[Source records]
*****

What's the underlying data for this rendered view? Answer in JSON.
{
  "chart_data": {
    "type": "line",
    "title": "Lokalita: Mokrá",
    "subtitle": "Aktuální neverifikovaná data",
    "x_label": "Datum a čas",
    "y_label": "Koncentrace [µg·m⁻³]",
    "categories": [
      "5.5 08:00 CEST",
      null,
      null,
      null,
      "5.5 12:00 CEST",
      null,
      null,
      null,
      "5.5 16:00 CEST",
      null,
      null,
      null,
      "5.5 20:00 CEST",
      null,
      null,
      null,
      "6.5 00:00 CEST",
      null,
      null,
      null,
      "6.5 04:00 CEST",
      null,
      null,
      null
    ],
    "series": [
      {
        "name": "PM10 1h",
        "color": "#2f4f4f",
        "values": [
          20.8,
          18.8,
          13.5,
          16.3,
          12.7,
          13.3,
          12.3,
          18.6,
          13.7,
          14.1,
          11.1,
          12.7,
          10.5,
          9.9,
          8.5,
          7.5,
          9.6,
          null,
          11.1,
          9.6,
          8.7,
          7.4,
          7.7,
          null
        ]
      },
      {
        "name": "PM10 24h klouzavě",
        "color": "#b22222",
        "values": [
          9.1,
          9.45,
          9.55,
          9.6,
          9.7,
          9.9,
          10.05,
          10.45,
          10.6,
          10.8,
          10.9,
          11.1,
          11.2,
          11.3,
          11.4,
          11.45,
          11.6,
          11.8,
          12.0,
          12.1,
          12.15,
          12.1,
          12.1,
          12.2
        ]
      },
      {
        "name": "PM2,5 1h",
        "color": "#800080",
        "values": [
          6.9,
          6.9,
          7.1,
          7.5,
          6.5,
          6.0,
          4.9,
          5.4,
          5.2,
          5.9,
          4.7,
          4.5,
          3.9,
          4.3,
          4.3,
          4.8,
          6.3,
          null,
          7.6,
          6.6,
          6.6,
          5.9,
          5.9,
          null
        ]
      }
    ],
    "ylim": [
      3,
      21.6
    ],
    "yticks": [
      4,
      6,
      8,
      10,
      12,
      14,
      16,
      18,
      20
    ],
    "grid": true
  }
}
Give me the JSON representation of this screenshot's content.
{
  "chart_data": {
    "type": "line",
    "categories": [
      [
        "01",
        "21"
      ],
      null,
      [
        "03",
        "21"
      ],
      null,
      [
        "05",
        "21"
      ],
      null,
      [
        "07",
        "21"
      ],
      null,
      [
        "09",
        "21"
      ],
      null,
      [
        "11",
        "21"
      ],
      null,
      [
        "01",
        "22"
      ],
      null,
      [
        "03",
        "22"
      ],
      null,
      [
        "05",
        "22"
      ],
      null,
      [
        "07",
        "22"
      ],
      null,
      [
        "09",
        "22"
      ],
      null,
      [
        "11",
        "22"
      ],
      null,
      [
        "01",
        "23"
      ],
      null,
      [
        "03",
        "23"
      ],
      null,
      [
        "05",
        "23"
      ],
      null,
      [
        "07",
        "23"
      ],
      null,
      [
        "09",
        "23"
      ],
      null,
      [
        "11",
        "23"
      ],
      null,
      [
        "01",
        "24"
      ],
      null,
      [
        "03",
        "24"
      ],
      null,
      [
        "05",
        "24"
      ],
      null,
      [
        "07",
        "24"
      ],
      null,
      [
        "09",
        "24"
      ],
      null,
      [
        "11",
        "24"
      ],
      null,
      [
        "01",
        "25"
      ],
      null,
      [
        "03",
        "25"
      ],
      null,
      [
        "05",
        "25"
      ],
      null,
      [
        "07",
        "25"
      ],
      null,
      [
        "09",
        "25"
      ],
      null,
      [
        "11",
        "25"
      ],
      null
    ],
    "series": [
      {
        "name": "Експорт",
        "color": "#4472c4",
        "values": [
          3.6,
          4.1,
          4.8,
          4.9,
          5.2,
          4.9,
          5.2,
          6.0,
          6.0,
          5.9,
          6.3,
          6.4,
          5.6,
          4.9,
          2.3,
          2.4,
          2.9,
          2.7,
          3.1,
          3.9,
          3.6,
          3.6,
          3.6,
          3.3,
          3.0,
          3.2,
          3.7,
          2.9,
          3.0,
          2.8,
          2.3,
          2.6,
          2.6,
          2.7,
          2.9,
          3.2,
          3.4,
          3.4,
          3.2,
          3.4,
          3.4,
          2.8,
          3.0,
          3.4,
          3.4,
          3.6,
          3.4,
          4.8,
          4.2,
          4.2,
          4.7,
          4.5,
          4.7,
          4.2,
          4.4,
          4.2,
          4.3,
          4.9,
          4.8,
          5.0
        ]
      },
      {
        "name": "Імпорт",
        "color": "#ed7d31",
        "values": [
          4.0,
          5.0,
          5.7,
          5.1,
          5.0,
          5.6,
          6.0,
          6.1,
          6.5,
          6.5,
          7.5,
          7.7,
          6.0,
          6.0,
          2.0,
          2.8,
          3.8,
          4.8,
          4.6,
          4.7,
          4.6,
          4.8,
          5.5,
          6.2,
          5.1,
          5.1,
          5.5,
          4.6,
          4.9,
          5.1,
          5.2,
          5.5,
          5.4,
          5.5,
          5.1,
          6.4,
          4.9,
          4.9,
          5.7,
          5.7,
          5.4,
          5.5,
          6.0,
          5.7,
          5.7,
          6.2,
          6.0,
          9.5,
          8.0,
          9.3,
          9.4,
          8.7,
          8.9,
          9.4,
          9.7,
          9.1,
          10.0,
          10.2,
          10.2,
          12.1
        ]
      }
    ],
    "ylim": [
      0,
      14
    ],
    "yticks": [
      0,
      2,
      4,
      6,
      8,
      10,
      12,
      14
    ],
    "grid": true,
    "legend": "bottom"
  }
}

*****

Your task is to reproduce all of the records exactly.

Solution for this exercise:
What's the underlying data for this rendered view? Answer in JSON.
{
  "chart_data": {
    "type": "line",
    "title": "Lokalita: Mokrá",
    "subtitle": "Aktuální neverifikovaná data",
    "x_label": "Datum a čas",
    "y_label": "Koncentrace [µg·m⁻³]",
    "categories": [
      "5.5 08:00 CEST",
      null,
      null,
      null,
      "5.5 12:00 CEST",
      null,
      null,
      null,
      "5.5 16:00 CEST",
      null,
      null,
      null,
      "5.5 20:00 CEST",
      null,
      null,
      null,
      "6.5 00:00 CEST",
      null,
      null,
      null,
      "6.5 04:00 CEST",
      null,
      null,
      null
    ],
    "series": [
      {
        "name": "PM10 1h",
        "color": "#2f4f4f",
        "values": [
          20.8,
          18.8,
          13.5,
          16.3,
          12.7,
          13.3,
          12.3,
          18.6,
          13.7,
          14.1,
          11.1,
          12.7,
          10.5,
          9.9,
          8.5,
          7.5,
          9.6,
          null,
          11.1,
          9.6,
          8.7,
          7.4,
          7.7,
          null
        ]
      },
      {
        "name": "PM10 24h klouzavě",
        "color": "#b22222",
        "values": [
          9.1,
          9.45,
          9.55,
          9.6,
          9.7,
          9.9,
          10.05,
          10.45,
          10.6,
          10.8,
          10.9,
          11.1,
          11.2,
          11.3,
          11.4,
          11.45,
          11.6,
          11.8,
          12.0,
          12.1,
          12.15,
          12.1,
          12.1,
          12.2
        ]
      },
      {
        "name": "PM2,5 1h",
        "color": "#800080",
        "values": [
          6.9,
          6.9,
          7.1,
          7.5,
          6.5,
          6.0,
          4.9,
          5.4,
          5.2,
          5.9,
          4.7,
          4.5,
          3.9,
          4.3,
          4.3,
          4.8,
          6.3,
          null,
          7.6,
          6.6,
          6.6,
          5.9,
          5.9,
          null
        ]
      }
    ],
    "ylim": [
      3,
      21.6
    ],
    "yticks": [
      4,
      6,
      8,
      10,
      12,
      14,
      16,
      18,
      20
    ],
    "grid": true
  }
}
Give me the JSON representation of this screenshot's content.
{
  "chart_data": {
    "type": "line",
    "categories": [
      [
        "01",
        "21"
      ],
      null,
      [
        "03",
        "21"
      ],
      null,
      [
        "05",
        "21"
      ],
      null,
      [
        "07",
        "21"
      ],
      null,
      [
        "09",
        "21"
      ],
      null,
      [
        "11",
        "21"
      ],
      null,
      [
        "01",
        "22"
      ],
      null,
      [
        "03",
        "22"
      ],
      null,
      [
        "05",
        "22"
      ],
      null,
      [
        "07",
        "22"
      ],
      null,
      [
        "09",
        "22"
      ],
      null,
      [
        "11",
        "22"
      ],
      null,
      [
        "01",
        "23"
      ],
      null,
      [
        "03",
        "23"
      ],
      null,
      [
        "05",
        "23"
      ],
      null,
      [
        "07",
        "23"
      ],
      null,
      [
        "09",
        "23"
      ],
      null,
      [
        "11",
        "23"
      ],
      null,
      [
        "01",
        "24"
      ],
      null,
      [
        "03",
        "24"
      ],
      null,
      [
        "05",
        "24"
      ],
      null,
      [
        "07",
        "24"
      ],
      null,
      [
        "09",
        "24"
      ],
      null,
      [
        "11",
        "24"
      ],
      null,
      [
        "01",
        "25"
      ],
      null,
      [
        "03",
        "25"
      ],
      null,
      [
        "05",
        "25"
      ],
      null,
      [
        "07",
        "25"
      ],
      null,
      [
        "09",
        "25"
      ],
      null,
      [
        "11",
        "25"
      ],
      null
    ],
    "series": [
      {
        "name": "Експорт",
        "color": "#4472c4",
        "values": [
          3.6,
          4.1,
          4.8,
          4.9,
          5.2,
          4.9,
          5.2,
          6.0,
          6.0,
          5.9,
          6.3,
          6.4,
          5.6,
          4.9,
          2.3,
          2.4,
          2.9,
          2.7,
          3.1,
          3.9,
          3.6,
          3.6,
          3.6,
          3.3,
          3.0,
          3.2,
          3.7,
          2.9,
          3.0,
          2.8,
          2.3,
          2.6,
          2.6,
          2.7,
          2.9,
          3.2,
          3.4,
          3.4,
          3.2,
          3.4,
          3.4,
          2.8,
          3.0,
          3.4,
          3.4,
          3.6,
          3.4,
          4.8,
          4.2,
          4.2,
          4.7,
          4.5,
          4.7,
          4.2,
          4.4,
          4.2,
          4.3,
          4.9,
          4.8,
          5.0
        ]
      },
      {
        "name": "Імпорт",
        "color": "#ed7d31",
        "values": [
          4.0,
          5.0,
          5.7,
          5.1,
          5.0,
          5.6,
          6.0,
          6.1,
          6.5,
          6.5,
          7.5,
          7.7,
          6.0,
          6.0,
          2.0,
          2.8,
          3.8,
          4.8,
          4.6,
          4.7,
          4.6,
          4.8,
          5.5,
          6.2,
          5.1,
          5.1,
          5.5,
          4.6,
          4.9,
          5.1,
          5.2,
          5.5,
          5.4,
          5.5,
          5.1,
          6.4,
          4.9,
          4.9,
          5.7,
          5.7,
          5.4,
          5.5,
          6.0,
          5.7,
          5.7,
          6.2,
          6.0,
          9.5,
          8.0,
          9.3,
          9.4,
          8.7,
          8.9,
          9.4,
          9.7,
          9.1,
          10.0,
          10.2,
          10.2,
          12.1
        ]
      }
    ],
    "ylim": [
      0,
      14
    ],
    "yticks": [
      0,
      2,
      4,
      6,
      8,
      10,
      12,
      14
    ],
    "grid": true,
    "legend": "bottom"
  }
}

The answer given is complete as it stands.